- **Extrait choisi**:
□ □ □ □ □
Forte de ces constats, qui pour nombre d’entre eux ont déjà fait l’objet d’observations dans de précédents rapports, la Cour formule sept recommandations : fiabiliser et actualiser les principales base de données (1) ; garantir aux différents publics concernés l’accès aux données (2); désigner un opérateur (en l’occurrence la Dinum[5]) en charge de formaliser, entre services producteurs, la mise à disposition annuelle des informations (3) ; établir un référencement de l’information disponible (4) ; prévoir, lors de la création d’une base de données, la possibilité de son usage à des fins statistiques (5) ; produire des statistiques géolocalisées en temps réel sur l’ensemble des indicateurs du logement (6) ; documenter les études d’impact des projets de loi par l’implantation de données fiables et actualisées (7).
□ □ □ □ □
- **Travail demandé**: Reproduisez le passage de l'extrait sur les recommandations de la Cour qui commence par « Forte de ces » et se termine par « et actualisées (7). ». Les données ne servent à rien pour ce travail.

- **Extrait des données**:
□ □ □ □ □
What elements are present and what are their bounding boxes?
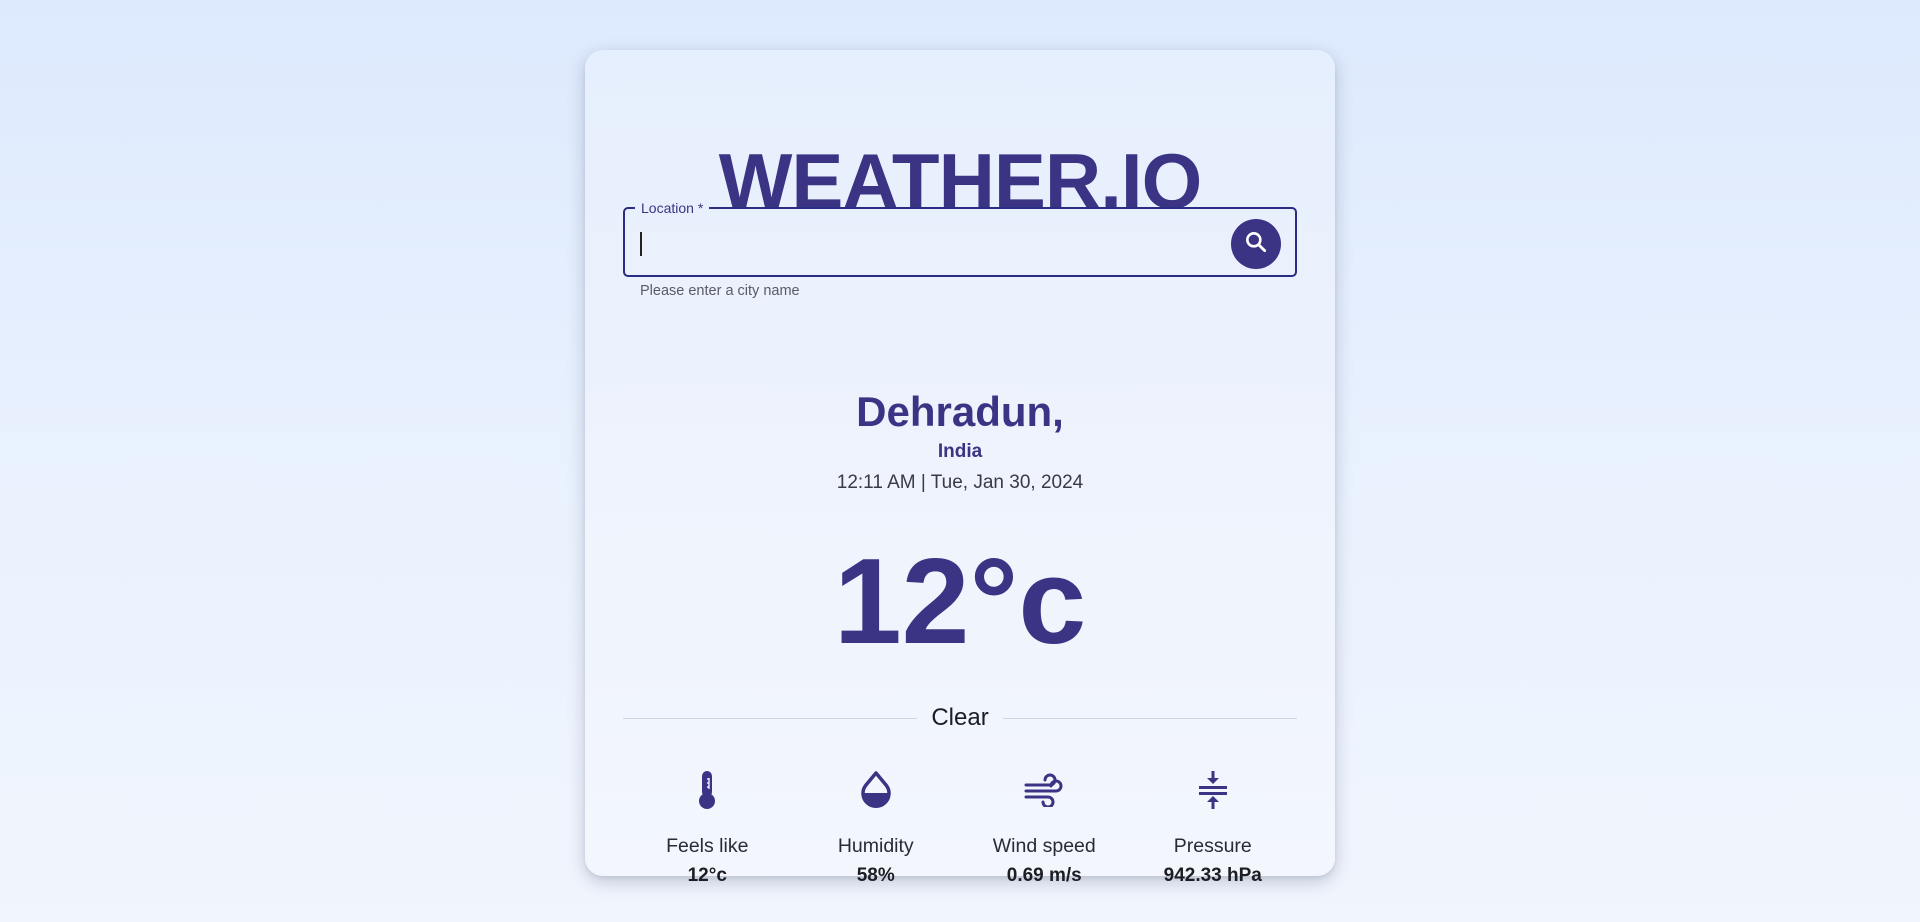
□ □ □ □ □
- **Solution proposée**:
Forte de ces constats, qui pour nombre d’entre eux ont déjà fait l’objet d’observations dans de précédents rapports, la Cour formule sept recommandations : fiabiliser et actualiser les principales base de données (1) ; garantir aux différents publics concernés l’accès aux données (2); désigner un opérateur (en l’occurrence la Dinum[5]) en charge de formaliser, entre services producteurs, la mise à disposition annuelle des informations (3) ; établir un référencement de l’information disponible (4) ; prévoir, lors de la création d’une base de données, la possibilité de son usage à des fins statistiques (5) ; produire des statistiques géolocalisées en temps réel sur l’ensemble des indicateurs du logement (6) ; documenter les études d’impact des projets de loi par l’implantation de données fiables et actualisées (7).